_RECORDS TO PROCESS_
^^^^^^^^^^^^^^^^
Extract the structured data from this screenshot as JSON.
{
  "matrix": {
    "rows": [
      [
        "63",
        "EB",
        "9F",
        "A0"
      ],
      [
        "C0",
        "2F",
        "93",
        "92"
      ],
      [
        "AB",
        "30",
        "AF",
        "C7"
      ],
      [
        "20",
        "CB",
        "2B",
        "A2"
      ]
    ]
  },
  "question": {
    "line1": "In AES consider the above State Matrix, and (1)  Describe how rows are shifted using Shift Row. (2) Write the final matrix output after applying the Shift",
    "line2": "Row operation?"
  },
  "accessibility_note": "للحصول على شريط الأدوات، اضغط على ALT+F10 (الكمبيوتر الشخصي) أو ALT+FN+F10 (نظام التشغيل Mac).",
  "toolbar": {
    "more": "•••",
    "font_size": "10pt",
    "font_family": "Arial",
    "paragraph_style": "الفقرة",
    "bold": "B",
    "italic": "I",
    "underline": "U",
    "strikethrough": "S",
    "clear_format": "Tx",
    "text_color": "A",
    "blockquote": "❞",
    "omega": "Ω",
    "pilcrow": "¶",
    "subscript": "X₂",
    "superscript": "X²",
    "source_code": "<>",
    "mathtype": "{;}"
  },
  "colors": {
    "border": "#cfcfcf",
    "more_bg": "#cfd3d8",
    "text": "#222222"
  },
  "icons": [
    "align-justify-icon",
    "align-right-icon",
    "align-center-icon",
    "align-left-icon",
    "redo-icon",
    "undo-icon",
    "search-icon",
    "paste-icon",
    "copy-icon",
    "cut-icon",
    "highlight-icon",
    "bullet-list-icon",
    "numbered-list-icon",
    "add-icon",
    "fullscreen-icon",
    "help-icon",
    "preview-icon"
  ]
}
^^^^^^^^^^^^^^^^
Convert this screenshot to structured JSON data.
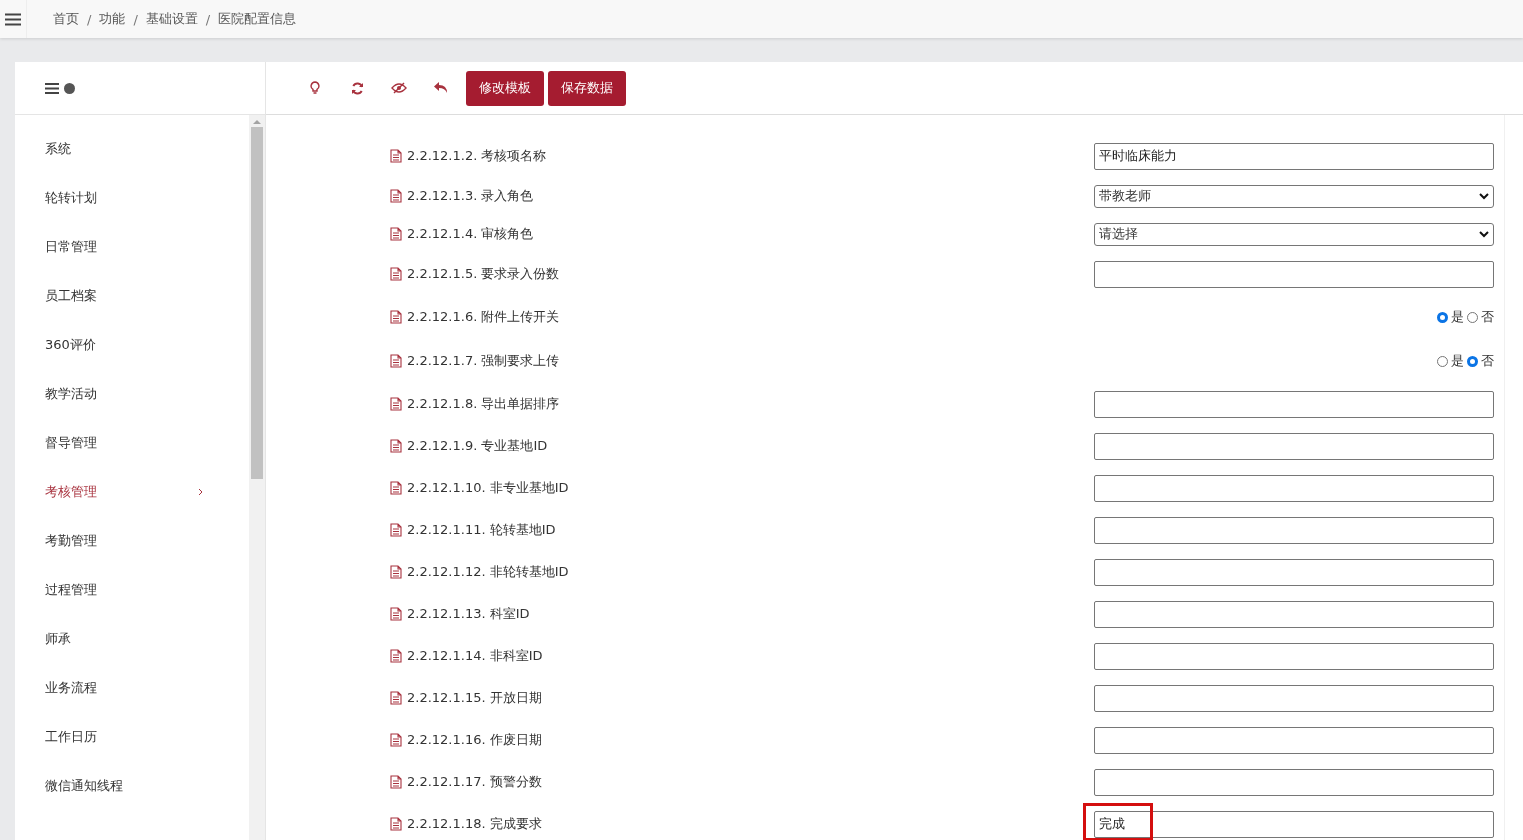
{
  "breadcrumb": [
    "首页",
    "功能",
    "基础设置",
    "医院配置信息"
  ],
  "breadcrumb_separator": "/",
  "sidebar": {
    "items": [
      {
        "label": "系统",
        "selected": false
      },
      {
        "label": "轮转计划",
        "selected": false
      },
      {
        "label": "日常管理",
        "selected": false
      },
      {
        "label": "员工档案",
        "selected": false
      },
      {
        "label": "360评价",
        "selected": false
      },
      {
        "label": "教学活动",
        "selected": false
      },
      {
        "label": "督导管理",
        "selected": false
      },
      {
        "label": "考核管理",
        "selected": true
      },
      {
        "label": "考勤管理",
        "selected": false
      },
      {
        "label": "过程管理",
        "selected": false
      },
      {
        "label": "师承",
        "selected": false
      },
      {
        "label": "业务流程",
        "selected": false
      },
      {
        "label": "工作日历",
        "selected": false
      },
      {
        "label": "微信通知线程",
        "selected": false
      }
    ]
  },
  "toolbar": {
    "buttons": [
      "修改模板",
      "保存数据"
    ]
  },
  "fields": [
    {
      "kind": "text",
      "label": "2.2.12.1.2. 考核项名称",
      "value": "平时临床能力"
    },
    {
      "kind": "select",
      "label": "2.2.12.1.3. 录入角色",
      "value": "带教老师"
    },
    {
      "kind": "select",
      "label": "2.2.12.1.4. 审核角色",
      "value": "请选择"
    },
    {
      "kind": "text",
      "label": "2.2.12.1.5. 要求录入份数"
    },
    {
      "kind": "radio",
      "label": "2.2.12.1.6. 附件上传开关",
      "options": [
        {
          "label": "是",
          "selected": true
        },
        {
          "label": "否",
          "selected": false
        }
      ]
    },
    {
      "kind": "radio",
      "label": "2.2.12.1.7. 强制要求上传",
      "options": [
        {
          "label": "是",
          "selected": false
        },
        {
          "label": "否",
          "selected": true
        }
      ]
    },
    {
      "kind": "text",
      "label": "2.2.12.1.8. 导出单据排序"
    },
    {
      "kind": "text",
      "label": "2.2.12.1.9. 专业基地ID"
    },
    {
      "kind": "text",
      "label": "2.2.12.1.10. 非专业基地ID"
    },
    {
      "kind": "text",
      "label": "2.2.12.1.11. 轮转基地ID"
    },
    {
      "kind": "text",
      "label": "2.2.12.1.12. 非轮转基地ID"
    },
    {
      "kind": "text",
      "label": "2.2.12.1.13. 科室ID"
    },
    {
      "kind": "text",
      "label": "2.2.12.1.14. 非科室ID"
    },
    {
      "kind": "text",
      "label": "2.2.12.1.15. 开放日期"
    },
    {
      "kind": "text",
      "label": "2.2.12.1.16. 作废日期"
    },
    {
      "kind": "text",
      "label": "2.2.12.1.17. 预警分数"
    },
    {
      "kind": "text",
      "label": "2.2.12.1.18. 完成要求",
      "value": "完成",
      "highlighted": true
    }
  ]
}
^^^^^^^^^^^^^^^^
_PROBLEM REQUIREMENTS_
Using the entries above, find all lines with "list". Copy them.

_ANSWER TO THIS TASK_
    "bullet-list-icon",
    "numbered-list-icon",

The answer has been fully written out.